(Region annotation records)

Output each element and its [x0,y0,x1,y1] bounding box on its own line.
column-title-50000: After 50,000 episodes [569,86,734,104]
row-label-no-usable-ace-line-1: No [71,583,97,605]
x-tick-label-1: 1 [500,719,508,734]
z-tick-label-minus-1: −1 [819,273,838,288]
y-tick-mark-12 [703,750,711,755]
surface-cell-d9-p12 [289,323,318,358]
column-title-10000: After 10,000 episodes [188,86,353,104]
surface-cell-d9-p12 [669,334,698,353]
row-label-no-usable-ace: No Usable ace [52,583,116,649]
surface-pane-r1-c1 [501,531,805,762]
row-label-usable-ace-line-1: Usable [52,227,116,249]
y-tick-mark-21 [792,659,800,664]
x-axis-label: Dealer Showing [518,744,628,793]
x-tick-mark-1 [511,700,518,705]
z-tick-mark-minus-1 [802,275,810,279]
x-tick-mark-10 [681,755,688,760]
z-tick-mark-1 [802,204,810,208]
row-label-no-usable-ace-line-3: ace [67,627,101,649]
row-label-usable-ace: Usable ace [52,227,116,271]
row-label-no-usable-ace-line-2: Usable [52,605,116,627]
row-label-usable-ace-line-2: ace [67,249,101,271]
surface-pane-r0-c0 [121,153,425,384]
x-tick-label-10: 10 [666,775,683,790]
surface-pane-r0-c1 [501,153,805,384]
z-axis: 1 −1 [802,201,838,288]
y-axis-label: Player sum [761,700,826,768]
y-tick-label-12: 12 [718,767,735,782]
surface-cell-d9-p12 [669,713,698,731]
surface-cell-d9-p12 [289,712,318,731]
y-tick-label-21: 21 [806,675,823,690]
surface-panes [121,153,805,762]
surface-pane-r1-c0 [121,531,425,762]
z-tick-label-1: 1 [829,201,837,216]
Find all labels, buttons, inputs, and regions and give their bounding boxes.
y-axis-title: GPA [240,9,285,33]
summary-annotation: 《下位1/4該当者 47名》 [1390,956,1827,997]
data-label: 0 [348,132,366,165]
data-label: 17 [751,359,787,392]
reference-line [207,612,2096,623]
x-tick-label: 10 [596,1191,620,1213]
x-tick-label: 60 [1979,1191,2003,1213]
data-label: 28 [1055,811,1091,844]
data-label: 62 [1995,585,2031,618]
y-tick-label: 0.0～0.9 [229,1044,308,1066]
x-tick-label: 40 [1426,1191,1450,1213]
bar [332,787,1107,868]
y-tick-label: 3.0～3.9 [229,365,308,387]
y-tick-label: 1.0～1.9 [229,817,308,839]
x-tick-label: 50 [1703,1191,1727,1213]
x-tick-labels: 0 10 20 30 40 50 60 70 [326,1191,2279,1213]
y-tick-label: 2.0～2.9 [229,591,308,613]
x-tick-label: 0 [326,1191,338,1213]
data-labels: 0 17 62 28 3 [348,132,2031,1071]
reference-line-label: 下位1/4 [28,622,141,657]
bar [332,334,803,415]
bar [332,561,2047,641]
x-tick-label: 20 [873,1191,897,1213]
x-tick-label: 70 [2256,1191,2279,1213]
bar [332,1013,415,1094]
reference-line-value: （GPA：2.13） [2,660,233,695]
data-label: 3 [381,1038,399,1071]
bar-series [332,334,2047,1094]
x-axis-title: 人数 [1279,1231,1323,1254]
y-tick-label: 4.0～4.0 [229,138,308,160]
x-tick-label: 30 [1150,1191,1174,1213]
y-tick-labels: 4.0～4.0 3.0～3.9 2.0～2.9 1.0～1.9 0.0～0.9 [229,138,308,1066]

— WHAT THE TASK REQUIRES —
Present every line of the material above as a numbered list, leaving out any blank lines.

— SOLUTION —
1. Output each element and its [x0,y0,x1,y1] bounding box on its own line.
2. column-title-50000: After 50,000 episodes [569,86,734,104]
3. row-label-no-usable-ace-line-1: No [71,583,97,605]
4. x-tick-label-1: 1 [500,719,508,734]
5. z-tick-label-minus-1: −1 [819,273,838,288]
6. y-tick-mark-12 [703,750,711,755]
7. surface-cell-d9-p12 [289,323,318,358]
8. column-title-10000: After 10,000 episodes [188,86,353,104]
9. surface-cell-d9-p12 [669,334,698,353]
10. row-label-no-usable-ace: No Usable ace [52,583,116,649]
11. surface-pane-r1-c1 [501,531,805,762]
12. row-label-usable-ace-line-1: Usable [52,227,116,249]
13. y-tick-mark-21 [792,659,800,664]
14. x-axis-label: Dealer Showing [518,744,628,793]
15. x-tick-mark-1 [511,700,518,705]
16. z-tick-mark-minus-1 [802,275,810,279]
17. x-tick-mark-10 [681,755,688,760]
18. z-tick-mark-1 [802,204,810,208]
19. row-label-no-usable-ace-line-3: ace [67,627,101,649]
20. row-label-usable-ace: Usable ace [52,227,116,271]
21. row-label-no-usable-ace-line-2: Usable [52,605,116,627]
22. row-label-usable-ace-line-2: ace [67,249,101,271]
23. surface-pane-r0-c0 [121,153,425,384]
24. x-tick-label-10: 10 [666,775,683,790]
25. surface-pane-r0-c1 [501,153,805,384]
26. z-axis: 1 −1 [802,201,838,288]
27. y-axis-label: Player sum [761,700,826,768]
28. y-tick-label-12: 12 [718,767,735,782]
29. surface-cell-d9-p12 [669,713,698,731]
30. surface-cell-d9-p12 [289,712,318,731]
31. y-tick-label-21: 21 [806,675,823,690]
32. surface-panes [121,153,805,762]
33. surface-pane-r1-c0 [121,531,425,762]
34. z-tick-label-1: 1 [829,201,837,216]
35. Find all labels, buttons, inputs, and regions and give their bounding boxes.
36. y-axis-title: GPA [240,9,285,33]
37. summary-annotation: 《下位1/4該当者 47名》 [1390,956,1827,997]
38. data-label: 0 [348,132,366,165]
39. data-label: 17 [751,359,787,392]
40. reference-line [207,612,2096,623]
41. x-tick-label: 10 [596,1191,620,1213]
42. x-tick-label: 60 [1979,1191,2003,1213]
43. data-label: 28 [1055,811,1091,844]
44. data-label: 62 [1995,585,2031,618]
45. y-tick-label: 0.0～0.9 [229,1044,308,1066]
46. x-tick-label: 40 [1426,1191,1450,1213]
47. bar [332,787,1107,868]
48. y-tick-label: 3.0～3.9 [229,365,308,387]
49. y-tick-label: 1.0～1.9 [229,817,308,839]
50. x-tick-label: 50 [1703,1191,1727,1213]
51. x-tick-labels: 0 10 20 30 40 50 60 70 [326,1191,2279,1213]
52. y-tick-label: 2.0～2.9 [229,591,308,613]
53. x-tick-label: 0 [326,1191,338,1213]
54. data-labels: 0 17 62 28 3 [348,132,2031,1071]
55. reference-line-label: 下位1/4 [28,622,141,657]
56. bar [332,334,803,415]
57. bar [332,561,2047,641]
58. x-tick-label: 20 [873,1191,897,1213]
59. x-tick-label: 70 [2256,1191,2279,1213]
60. bar [332,1013,415,1094]
61. reference-line-value: （GPA：2.13） [2,660,233,695]
62. data-label: 3 [381,1038,399,1071]
63. bar-series [332,334,2047,1094]
64. x-axis-title: 人数 [1279,1231,1323,1254]
65. y-tick-label: 4.0～4.0 [229,138,308,160]
66. x-tick-label: 30 [1150,1191,1174,1213]
67. y-tick-labels: 4.0～4.0 3.0～3.9 2.0～2.9 1.0～1.9 0.0～0.9 [229,138,308,1066]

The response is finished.